WRITTEN PROBLEM ▸
Repeat the material in full. Keep every line exactly as it is.

DATA FOR THE TASK ▸
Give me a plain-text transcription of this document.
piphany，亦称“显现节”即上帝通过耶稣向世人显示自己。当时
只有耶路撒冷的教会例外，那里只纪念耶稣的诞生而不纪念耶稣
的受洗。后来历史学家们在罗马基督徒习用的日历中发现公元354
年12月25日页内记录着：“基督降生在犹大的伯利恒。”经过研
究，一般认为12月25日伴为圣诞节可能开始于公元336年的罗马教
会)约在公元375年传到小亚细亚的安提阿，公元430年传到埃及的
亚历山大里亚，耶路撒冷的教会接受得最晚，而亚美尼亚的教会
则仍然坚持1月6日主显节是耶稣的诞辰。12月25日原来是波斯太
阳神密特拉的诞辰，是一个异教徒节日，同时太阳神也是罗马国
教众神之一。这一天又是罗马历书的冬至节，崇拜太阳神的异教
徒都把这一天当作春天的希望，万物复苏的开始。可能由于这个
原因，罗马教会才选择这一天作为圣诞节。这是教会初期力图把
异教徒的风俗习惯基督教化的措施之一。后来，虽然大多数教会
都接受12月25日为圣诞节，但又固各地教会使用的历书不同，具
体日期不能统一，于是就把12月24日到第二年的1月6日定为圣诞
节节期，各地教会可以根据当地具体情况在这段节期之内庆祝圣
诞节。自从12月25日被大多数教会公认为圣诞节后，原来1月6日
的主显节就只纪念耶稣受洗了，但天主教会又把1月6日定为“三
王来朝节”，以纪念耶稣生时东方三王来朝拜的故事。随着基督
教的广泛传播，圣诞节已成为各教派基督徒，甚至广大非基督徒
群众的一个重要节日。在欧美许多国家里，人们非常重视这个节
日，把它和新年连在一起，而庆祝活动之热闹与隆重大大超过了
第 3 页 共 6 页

RESPONSE TO THIS TASK ▸
Give me a plain-text transcription of this document.
piphany，亦称“显现节”即上帝通过耶稣向世人显示自己。当时
只有耶路撒冷的教会例外，那里只纪念耶稣的诞生而不纪念耶稣
的受洗。后来历史学家们在罗马基督徒习用的日历中发现公元354
年12月25日页内记录着：“基督降生在犹大的伯利恒。”经过研
究，一般认为12月25日伴为圣诞节可能开始于公元336年的罗马教
会)约在公元375年传到小亚细亚的安提阿，公元430年传到埃及的
亚历山大里亚，耶路撒冷的教会接受得最晚，而亚美尼亚的教会
则仍然坚持1月6日主显节是耶稣的诞辰。12月25日原来是波斯太
阳神密特拉的诞辰，是一个异教徒节日，同时太阳神也是罗马国
教众神之一。这一天又是罗马历书的冬至节，崇拜太阳神的异教
徒都把这一天当作春天的希望，万物复苏的开始。可能由于这个
原因，罗马教会才选择这一天作为圣诞节。这是教会初期力图把
异教徒的风俗习惯基督教化的措施之一。后来，虽然大多数教会
都接受12月25日为圣诞节，但又固各地教会使用的历书不同，具
体日期不能统一，于是就把12月24日到第二年的1月6日定为圣诞
节节期，各地教会可以根据当地具体情况在这段节期之内庆祝圣
诞节。自从12月25日被大多数教会公认为圣诞节后，原来1月6日
的主显节就只纪念耶稣受洗了，但天主教会又把1月6日定为“三
王来朝节”，以纪念耶稣生时东方三王来朝拜的故事。随着基督
教的广泛传播，圣诞节已成为各教派基督徒，甚至广大非基督徒
群众的一个重要节日。在欧美许多国家里，人们非常重视这个节
日，把它和新年连在一起，而庆祝活动之热闹与隆重大大超过了
第 3 页 共 6 页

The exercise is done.